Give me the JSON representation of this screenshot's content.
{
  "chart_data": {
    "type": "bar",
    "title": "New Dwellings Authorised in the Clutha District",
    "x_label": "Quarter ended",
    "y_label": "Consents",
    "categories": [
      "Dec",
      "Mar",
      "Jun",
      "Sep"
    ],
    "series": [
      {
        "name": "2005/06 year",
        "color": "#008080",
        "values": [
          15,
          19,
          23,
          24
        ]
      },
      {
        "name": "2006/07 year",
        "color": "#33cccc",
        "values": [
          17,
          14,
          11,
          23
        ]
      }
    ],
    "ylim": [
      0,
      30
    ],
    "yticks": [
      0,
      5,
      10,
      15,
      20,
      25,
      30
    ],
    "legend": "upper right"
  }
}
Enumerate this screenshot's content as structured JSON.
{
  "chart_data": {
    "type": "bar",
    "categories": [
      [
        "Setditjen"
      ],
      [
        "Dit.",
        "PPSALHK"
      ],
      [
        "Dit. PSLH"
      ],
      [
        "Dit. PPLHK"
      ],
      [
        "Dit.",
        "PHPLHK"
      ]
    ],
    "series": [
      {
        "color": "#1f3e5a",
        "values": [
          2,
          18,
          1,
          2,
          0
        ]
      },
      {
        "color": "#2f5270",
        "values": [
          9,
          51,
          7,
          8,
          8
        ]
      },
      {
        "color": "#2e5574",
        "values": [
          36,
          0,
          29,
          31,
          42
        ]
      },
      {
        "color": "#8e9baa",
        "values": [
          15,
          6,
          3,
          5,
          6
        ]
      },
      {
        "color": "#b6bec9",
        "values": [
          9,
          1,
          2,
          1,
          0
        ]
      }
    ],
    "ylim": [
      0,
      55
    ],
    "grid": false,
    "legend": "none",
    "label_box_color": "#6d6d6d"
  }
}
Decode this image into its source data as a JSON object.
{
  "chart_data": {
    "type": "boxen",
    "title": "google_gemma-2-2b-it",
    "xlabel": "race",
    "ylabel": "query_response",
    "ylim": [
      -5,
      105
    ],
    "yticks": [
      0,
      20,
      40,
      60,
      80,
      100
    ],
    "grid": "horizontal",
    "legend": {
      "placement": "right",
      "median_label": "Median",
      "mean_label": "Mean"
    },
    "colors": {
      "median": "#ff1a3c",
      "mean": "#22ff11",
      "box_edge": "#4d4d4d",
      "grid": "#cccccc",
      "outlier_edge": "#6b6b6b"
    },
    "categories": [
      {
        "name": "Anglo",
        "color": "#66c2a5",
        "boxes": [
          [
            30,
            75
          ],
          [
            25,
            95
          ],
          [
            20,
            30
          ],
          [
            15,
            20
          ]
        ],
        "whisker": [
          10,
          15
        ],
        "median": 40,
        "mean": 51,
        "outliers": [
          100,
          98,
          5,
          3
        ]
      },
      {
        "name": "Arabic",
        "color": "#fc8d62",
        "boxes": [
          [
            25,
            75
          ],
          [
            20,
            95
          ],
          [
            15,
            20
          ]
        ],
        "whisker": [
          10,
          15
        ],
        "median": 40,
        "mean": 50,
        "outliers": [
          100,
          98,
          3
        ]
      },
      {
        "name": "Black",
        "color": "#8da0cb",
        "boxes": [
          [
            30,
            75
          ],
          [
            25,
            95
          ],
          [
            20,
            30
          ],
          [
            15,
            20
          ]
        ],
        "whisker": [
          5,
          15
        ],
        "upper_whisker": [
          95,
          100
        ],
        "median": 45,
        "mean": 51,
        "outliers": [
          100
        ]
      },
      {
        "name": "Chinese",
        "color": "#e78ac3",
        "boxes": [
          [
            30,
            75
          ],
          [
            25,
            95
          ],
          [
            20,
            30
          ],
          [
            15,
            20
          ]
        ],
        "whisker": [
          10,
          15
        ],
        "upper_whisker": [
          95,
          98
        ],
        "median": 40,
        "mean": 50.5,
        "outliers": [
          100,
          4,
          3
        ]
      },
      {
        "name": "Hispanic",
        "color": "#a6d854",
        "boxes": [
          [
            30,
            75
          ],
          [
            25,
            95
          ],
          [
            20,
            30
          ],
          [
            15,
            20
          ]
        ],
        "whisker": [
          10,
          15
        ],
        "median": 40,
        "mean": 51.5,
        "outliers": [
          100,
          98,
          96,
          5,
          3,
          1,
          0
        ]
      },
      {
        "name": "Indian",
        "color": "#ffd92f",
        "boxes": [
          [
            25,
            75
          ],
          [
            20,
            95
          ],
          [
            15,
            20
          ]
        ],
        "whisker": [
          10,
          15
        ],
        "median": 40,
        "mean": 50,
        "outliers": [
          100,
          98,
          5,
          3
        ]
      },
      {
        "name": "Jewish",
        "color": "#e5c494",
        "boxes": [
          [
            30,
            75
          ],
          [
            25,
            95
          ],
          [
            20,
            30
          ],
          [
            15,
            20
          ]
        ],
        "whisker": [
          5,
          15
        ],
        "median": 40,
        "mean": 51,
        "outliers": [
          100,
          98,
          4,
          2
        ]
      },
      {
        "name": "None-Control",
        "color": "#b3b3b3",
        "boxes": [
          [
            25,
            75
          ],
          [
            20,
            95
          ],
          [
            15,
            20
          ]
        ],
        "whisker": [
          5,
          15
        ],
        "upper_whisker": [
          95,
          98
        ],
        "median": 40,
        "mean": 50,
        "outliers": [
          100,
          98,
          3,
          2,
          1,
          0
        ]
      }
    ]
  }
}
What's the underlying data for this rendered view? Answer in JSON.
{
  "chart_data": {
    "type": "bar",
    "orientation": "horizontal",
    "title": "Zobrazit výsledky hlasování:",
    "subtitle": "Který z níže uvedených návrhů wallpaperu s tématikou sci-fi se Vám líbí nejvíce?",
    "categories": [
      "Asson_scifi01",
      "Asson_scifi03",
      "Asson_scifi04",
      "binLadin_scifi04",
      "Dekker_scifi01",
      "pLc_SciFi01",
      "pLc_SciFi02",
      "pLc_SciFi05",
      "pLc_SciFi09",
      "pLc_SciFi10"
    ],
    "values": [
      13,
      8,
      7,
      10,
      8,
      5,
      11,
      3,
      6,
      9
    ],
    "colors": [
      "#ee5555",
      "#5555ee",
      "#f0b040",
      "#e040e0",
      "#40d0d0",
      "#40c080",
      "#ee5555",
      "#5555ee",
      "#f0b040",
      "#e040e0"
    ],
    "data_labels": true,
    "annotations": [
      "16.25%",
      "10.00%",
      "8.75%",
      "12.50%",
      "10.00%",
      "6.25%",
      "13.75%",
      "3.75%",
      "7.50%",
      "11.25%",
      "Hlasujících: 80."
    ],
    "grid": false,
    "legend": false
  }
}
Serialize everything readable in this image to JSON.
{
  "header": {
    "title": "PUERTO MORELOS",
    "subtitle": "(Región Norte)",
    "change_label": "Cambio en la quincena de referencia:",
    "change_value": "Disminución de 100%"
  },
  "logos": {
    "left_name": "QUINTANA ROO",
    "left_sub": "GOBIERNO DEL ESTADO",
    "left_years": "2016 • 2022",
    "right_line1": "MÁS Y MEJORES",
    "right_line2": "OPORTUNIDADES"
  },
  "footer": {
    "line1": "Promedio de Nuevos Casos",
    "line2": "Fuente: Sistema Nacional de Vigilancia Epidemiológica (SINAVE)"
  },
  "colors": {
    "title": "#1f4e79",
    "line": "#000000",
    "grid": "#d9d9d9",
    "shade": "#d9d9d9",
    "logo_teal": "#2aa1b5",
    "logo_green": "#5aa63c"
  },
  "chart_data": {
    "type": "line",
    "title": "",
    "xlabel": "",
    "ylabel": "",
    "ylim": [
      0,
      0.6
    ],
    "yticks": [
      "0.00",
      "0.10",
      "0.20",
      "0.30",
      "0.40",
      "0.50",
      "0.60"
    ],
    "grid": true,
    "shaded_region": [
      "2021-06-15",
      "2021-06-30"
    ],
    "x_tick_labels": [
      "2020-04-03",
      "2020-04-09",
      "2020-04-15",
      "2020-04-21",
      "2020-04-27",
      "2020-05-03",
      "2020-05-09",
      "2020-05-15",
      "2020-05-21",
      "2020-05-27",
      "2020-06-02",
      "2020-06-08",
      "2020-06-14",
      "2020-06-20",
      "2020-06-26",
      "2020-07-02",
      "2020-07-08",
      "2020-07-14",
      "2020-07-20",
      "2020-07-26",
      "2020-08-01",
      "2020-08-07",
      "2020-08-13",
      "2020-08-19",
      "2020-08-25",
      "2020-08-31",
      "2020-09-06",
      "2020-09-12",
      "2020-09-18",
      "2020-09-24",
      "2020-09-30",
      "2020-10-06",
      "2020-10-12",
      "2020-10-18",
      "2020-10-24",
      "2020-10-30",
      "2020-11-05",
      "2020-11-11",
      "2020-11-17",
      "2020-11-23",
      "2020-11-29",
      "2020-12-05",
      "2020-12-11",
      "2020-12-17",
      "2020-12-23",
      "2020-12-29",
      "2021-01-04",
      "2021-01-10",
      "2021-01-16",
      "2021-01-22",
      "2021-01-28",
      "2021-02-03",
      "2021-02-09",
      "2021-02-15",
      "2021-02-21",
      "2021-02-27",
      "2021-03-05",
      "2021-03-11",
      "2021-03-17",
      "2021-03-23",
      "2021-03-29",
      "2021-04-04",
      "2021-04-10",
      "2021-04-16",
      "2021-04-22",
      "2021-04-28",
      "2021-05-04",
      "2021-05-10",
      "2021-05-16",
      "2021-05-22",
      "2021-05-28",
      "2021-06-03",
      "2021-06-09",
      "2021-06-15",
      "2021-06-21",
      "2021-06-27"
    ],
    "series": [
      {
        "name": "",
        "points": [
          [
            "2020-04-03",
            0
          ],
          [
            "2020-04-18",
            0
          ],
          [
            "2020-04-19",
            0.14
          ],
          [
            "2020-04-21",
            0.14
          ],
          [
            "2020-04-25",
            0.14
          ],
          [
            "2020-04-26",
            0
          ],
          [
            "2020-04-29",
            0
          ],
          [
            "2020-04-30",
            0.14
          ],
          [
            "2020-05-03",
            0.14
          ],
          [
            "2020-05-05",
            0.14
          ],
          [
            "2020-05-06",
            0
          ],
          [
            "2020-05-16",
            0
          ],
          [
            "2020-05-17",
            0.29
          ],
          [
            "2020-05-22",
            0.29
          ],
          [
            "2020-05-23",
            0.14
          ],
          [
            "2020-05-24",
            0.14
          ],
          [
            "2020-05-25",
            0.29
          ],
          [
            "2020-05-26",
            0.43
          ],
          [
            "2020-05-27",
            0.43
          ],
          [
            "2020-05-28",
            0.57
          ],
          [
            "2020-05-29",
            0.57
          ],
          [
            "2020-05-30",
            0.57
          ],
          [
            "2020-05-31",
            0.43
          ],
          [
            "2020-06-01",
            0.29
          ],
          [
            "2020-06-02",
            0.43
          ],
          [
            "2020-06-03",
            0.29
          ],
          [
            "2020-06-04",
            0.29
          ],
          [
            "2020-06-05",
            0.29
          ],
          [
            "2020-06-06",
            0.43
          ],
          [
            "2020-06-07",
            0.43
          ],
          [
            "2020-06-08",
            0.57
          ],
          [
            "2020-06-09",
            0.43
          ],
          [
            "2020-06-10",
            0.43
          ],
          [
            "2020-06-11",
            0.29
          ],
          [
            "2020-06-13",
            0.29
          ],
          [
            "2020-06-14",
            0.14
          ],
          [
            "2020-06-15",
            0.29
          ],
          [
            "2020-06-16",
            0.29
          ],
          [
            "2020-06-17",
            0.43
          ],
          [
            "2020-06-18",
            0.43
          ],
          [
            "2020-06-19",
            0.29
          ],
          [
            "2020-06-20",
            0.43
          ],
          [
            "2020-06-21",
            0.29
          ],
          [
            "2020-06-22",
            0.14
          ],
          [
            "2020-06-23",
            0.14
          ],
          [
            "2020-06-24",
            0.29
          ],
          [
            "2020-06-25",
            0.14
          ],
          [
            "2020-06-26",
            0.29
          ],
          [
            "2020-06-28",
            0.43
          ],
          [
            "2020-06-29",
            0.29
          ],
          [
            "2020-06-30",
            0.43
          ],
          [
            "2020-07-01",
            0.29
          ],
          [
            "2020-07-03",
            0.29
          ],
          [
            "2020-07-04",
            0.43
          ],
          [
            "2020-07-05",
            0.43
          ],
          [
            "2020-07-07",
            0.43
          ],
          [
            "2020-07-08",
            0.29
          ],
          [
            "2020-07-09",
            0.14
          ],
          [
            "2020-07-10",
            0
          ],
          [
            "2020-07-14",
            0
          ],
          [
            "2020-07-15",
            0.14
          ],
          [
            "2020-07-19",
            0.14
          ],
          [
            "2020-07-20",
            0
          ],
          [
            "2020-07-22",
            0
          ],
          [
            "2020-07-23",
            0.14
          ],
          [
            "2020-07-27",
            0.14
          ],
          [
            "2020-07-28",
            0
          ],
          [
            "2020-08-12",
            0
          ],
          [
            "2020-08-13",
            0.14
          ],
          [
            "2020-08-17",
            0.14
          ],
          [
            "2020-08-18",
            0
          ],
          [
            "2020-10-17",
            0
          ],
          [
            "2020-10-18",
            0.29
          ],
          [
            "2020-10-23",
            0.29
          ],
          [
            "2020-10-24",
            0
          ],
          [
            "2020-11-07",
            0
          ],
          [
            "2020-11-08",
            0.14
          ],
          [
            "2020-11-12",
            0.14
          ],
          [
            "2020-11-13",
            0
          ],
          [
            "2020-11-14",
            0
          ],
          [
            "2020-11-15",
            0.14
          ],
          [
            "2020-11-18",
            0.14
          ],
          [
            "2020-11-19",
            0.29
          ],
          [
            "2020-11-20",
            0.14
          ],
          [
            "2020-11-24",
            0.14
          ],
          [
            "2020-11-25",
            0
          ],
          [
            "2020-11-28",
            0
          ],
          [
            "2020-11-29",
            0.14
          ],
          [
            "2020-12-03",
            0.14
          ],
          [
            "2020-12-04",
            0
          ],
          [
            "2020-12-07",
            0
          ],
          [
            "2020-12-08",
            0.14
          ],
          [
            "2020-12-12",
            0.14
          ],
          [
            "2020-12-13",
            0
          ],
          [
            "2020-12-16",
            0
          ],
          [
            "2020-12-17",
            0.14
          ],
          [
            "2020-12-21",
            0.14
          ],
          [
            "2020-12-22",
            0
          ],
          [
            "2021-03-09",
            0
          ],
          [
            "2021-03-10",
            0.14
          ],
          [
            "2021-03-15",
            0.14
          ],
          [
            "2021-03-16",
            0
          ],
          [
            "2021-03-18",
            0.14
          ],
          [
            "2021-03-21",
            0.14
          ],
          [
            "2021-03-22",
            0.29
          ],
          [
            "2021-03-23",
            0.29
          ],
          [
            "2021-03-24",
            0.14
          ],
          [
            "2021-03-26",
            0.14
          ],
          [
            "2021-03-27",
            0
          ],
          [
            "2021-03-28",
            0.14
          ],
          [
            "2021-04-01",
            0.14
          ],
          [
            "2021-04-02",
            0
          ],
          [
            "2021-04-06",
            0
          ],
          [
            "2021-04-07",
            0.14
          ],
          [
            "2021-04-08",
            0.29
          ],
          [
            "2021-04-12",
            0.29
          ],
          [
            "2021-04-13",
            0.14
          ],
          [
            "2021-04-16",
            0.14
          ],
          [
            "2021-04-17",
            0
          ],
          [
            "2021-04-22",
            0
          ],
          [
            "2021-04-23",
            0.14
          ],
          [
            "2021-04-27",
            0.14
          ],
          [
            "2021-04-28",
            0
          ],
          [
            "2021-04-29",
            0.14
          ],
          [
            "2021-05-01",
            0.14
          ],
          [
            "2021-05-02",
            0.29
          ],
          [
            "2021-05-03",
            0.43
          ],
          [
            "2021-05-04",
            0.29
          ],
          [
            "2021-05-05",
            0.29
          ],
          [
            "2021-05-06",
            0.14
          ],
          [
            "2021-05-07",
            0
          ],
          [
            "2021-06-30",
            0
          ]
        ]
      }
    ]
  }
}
----
Copy each line of the entries that includes the word "JSON".

Give me the JSON representation of this screenshot's content.
Enumerate this screenshot's content as structured JSON.
Decode this image into its source data as a JSON object.
What's the underlying data for this rendered view? Answer in JSON.
Serialize everything readable in this image to JSON.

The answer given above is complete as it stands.